## EXERCISE GOAL:
Write out the whole listing again, exactly as given.

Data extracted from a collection

[Begin]

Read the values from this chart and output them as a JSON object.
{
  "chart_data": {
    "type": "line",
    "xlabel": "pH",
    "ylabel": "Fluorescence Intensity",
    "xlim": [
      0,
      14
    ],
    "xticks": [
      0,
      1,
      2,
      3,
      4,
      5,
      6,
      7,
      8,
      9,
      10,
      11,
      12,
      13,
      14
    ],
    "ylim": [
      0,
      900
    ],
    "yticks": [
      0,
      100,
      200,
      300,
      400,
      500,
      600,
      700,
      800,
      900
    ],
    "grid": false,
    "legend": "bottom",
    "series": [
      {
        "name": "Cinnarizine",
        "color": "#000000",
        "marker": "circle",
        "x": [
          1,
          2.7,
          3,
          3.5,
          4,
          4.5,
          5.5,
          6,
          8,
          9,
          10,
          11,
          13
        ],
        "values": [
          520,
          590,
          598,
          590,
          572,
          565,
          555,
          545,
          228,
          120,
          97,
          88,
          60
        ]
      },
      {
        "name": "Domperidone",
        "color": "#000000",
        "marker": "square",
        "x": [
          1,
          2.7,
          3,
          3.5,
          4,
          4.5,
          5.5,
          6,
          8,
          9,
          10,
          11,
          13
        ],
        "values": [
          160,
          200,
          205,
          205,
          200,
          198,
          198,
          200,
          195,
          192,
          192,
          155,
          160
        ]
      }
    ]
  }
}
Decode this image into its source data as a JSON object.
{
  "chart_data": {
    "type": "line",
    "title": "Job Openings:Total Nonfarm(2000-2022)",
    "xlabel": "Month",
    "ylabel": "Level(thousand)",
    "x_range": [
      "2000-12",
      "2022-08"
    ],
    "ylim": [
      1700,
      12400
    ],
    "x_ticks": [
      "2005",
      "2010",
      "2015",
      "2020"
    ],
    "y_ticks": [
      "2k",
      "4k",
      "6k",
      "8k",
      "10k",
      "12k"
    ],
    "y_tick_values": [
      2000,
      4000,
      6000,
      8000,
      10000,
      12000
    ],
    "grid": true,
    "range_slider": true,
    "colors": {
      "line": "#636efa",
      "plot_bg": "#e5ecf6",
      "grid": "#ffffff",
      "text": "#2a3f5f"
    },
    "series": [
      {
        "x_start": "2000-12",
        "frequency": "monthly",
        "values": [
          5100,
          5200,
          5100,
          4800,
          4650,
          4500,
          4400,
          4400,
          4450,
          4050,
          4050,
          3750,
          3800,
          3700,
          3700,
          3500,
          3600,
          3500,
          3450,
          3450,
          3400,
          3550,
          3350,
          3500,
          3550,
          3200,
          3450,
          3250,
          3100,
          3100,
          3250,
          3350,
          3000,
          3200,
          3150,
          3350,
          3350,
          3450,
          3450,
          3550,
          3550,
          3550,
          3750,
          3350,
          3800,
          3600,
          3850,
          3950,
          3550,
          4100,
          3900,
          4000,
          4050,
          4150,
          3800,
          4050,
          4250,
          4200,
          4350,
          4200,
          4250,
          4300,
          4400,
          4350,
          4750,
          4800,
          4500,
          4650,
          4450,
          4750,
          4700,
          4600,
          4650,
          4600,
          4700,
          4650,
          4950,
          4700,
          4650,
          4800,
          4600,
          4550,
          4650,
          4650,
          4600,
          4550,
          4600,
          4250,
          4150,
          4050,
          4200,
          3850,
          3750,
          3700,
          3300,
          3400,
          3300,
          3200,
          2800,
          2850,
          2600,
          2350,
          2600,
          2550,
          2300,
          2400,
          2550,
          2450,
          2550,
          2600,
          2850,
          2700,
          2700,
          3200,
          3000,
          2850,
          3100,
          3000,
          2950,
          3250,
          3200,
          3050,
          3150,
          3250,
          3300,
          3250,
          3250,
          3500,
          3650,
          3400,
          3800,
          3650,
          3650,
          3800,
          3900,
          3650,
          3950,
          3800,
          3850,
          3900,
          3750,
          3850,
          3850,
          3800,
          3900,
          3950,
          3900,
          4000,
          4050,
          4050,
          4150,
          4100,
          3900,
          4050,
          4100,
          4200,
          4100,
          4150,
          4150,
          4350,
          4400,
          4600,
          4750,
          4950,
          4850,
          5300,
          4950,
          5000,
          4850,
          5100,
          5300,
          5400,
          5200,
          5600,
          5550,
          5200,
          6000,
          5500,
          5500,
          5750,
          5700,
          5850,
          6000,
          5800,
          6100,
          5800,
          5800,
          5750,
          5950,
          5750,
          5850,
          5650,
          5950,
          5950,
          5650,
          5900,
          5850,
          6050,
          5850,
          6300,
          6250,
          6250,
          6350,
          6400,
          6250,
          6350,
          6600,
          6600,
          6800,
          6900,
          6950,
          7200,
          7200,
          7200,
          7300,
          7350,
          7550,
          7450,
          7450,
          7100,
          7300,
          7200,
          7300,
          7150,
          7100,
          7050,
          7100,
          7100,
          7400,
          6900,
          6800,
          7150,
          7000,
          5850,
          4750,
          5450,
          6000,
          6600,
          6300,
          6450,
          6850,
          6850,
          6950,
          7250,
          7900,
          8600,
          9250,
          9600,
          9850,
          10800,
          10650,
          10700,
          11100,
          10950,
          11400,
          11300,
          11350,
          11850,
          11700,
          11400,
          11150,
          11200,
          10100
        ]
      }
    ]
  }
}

[End]

## THE OUTPUT:
Read the values from this chart and output them as a JSON object.
{
  "chart_data": {
    "type": "line",
    "xlabel": "pH",
    "ylabel": "Fluorescence Intensity",
    "xlim": [
      0,
      14
    ],
    "xticks": [
      0,
      1,
      2,
      3,
      4,
      5,
      6,
      7,
      8,
      9,
      10,
      11,
      12,
      13,
      14
    ],
    "ylim": [
      0,
      900
    ],
    "yticks": [
      0,
      100,
      200,
      300,
      400,
      500,
      600,
      700,
      800,
      900
    ],
    "grid": false,
    "legend": "bottom",
    "series": [
      {
        "name": "Cinnarizine",
        "color": "#000000",
        "marker": "circle",
        "x": [
          1,
          2.7,
          3,
          3.5,
          4,
          4.5,
          5.5,
          6,
          8,
          9,
          10,
          11,
          13
        ],
        "values": [
          520,
          590,
          598,
          590,
          572,
          565,
          555,
          545,
          228,
          120,
          97,
          88,
          60
        ]
      },
      {
        "name": "Domperidone",
        "color": "#000000",
        "marker": "square",
        "x": [
          1,
          2.7,
          3,
          3.5,
          4,
          4.5,
          5.5,
          6,
          8,
          9,
          10,
          11,
          13
        ],
        "values": [
          160,
          200,
          205,
          205,
          200,
          198,
          198,
          200,
          195,
          192,
          192,
          155,
          160
        ]
      }
    ]
  }
}
Decode this image into its source data as a JSON object.
{
  "chart_data": {
    "type": "line",
    "title": "Job Openings:Total Nonfarm(2000-2022)",
    "xlabel": "Month",
    "ylabel": "Level(thousand)",
    "x_range": [
      "2000-12",
      "2022-08"
    ],
    "ylim": [
      1700,
      12400
    ],
    "x_ticks": [
      "2005",
      "2010",
      "2015",
      "2020"
    ],
    "y_ticks": [
      "2k",
      "4k",
      "6k",
      "8k",
      "10k",
      "12k"
    ],
    "y_tick_values": [
      2000,
      4000,
      6000,
      8000,
      10000,
      12000
    ],
    "grid": true,
    "range_slider": true,
    "colors": {
      "line": "#636efa",
      "plot_bg": "#e5ecf6",
      "grid": "#ffffff",
      "text": "#2a3f5f"
    },
    "series": [
      {
        "x_start": "2000-12",
        "frequency": "monthly",
        "values": [
          5100,
          5200,
          5100,
          4800,
          4650,
          4500,
          4400,
          4400,
          4450,
          4050,
          4050,
          3750,
          3800,
          3700,
          3700,
          3500,
          3600,
          3500,
          3450,
          3450,
          3400,
          3550,
          3350,
          3500,
          3550,
          3200,
          3450,
          3250,
          3100,
          3100,
          3250,
          3350,
          3000,
          3200,
          3150,
          3350,
          3350,
          3450,
          3450,
          3550,
          3550,
          3550,
          3750,
          3350,
          3800,
          3600,
          3850,
          3950,
          3550,
          4100,
          3900,
          4000,
          4050,
          4150,
          3800,
          4050,
          4250,
          4200,
          4350,
          4200,
          4250,
          4300,
          4400,
          4350,
          4750,
          4800,
          4500,
          4650,
          4450,
          4750,
          4700,
          4600,
          4650,
          4600,
          4700,
          4650,
          4950,
          4700,
          4650,
          4800,
          4600,
          4550,
          4650,
          4650,
          4600,
          4550,
          4600,
          4250,
          4150,
          4050,
          4200,
          3850,
          3750,
          3700,
          3300,
          3400,
          3300,
          3200,
          2800,
          2850,
          2600,
          2350,
          2600,
          2550,
          2300,
          2400,
          2550,
          2450,
          2550,
          2600,
          2850,
          2700,
          2700,
          3200,
          3000,
          2850,
          3100,
          3000,
          2950,
          3250,
          3200,
          3050,
          3150,
          3250,
          3300,
          3250,
          3250,
          3500,
          3650,
          3400,
          3800,
          3650,
          3650,
          3800,
          3900,
          3650,
          3950,
          3800,
          3850,
          3900,
          3750,
          3850,
          3850,
          3800,
          3900,
          3950,
          3900,
          4000,
          4050,
          4050,
          4150,
          4100,
          3900,
          4050,
          4100,
          4200,
          4100,
          4150,
          4150,
          4350,
          4400,
          4600,
          4750,
          4950,
          4850,
          5300,
          4950,
          5000,
          4850,
          5100,
          5300,
          5400,
          5200,
          5600,
          5550,
          5200,
          6000,
          5500,
          5500,
          5750,
          5700,
          5850,
          6000,
          5800,
          6100,
          5800,
          5800,
          5750,
          5950,
          5750,
          5850,
          5650,
          5950,
          5950,
          5650,
          5900,
          5850,
          6050,
          5850,
          6300,
          6250,
          6250,
          6350,
          6400,
          6250,
          6350,
          6600,
          6600,
          6800,
          6900,
          6950,
          7200,
          7200,
          7200,
          7300,
          7350,
          7550,
          7450,
          7450,
          7100,
          7300,
          7200,
          7300,
          7150,
          7100,
          7050,
          7100,
          7100,
          7400,
          6900,
          6800,
          7150,
          7000,
          5850,
          4750,
          5450,
          6000,
          6600,
          6300,
          6450,
          6850,
          6850,
          6950,
          7250,
          7900,
          8600,
          9250,
          9600,
          9850,
          10800,
          10650,
          10700,
          11100,
          10950,
          11400,
          11300,
          11350,
          11850,
          11700,
          11400,
          11150,
          11200,
          10100
        ]
      }
    ]
  }
}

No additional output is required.